[Stored data]
________

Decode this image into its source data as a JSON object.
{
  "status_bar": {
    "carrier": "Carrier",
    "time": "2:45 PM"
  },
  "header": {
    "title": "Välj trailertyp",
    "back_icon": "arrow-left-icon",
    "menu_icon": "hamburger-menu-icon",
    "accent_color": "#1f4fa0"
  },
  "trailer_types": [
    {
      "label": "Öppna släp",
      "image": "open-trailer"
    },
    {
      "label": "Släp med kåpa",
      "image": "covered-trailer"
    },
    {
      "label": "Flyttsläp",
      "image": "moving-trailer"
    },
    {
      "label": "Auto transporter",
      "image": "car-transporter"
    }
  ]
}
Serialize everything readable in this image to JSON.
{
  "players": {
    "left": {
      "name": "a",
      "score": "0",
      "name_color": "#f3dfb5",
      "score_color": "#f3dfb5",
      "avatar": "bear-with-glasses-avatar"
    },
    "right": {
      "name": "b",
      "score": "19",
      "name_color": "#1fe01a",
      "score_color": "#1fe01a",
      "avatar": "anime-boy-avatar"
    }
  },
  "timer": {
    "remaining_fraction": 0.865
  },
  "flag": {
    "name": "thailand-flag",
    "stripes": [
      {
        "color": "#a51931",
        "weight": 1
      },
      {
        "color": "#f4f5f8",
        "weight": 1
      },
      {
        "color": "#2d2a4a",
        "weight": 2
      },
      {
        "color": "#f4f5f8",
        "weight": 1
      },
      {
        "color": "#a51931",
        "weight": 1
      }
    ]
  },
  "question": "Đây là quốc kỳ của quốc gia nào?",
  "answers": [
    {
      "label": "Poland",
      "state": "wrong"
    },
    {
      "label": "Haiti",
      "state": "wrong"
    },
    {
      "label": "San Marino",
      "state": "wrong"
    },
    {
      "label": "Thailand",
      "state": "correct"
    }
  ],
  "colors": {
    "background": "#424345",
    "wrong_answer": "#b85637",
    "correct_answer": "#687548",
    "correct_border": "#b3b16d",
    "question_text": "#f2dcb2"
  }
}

________

## What to do
The whole listing above needs to be written out again exactly.

## Solution to this problem
Decode this image into its source data as a JSON object.
{
  "status_bar": {
    "carrier": "Carrier",
    "time": "2:45 PM"
  },
  "header": {
    "title": "Välj trailertyp",
    "back_icon": "arrow-left-icon",
    "menu_icon": "hamburger-menu-icon",
    "accent_color": "#1f4fa0"
  },
  "trailer_types": [
    {
      "label": "Öppna släp",
      "image": "open-trailer"
    },
    {
      "label": "Släp med kåpa",
      "image": "covered-trailer"
    },
    {
      "label": "Flyttsläp",
      "image": "moving-trailer"
    },
    {
      "label": "Auto transporter",
      "image": "car-transporter"
    }
  ]
}
Serialize everything readable in this image to JSON.
{
  "players": {
    "left": {
      "name": "a",
      "score": "0",
      "name_color": "#f3dfb5",
      "score_color": "#f3dfb5",
      "avatar": "bear-with-glasses-avatar"
    },
    "right": {
      "name": "b",
      "score": "19",
      "name_color": "#1fe01a",
      "score_color": "#1fe01a",
      "avatar": "anime-boy-avatar"
    }
  },
  "timer": {
    "remaining_fraction": 0.865
  },
  "flag": {
    "name": "thailand-flag",
    "stripes": [
      {
        "color": "#a51931",
        "weight": 1
      },
      {
        "color": "#f4f5f8",
        "weight": 1
      },
      {
        "color": "#2d2a4a",
        "weight": 2
      },
      {
        "color": "#f4f5f8",
        "weight": 1
      },
      {
        "color": "#a51931",
        "weight": 1
      }
    ]
  },
  "question": "Đây là quốc kỳ của quốc gia nào?",
  "answers": [
    {
      "label": "Poland",
      "state": "wrong"
    },
    {
      "label": "Haiti",
      "state": "wrong"
    },
    {
      "label": "San Marino",
      "state": "wrong"
    },
    {
      "label": "Thailand",
      "state": "correct"
    }
  ],
  "colors": {
    "background": "#424345",
    "wrong_answer": "#b85637",
    "correct_answer": "#687548",
    "correct_border": "#b3b16d",
    "question_text": "#f2dcb2"
  }
}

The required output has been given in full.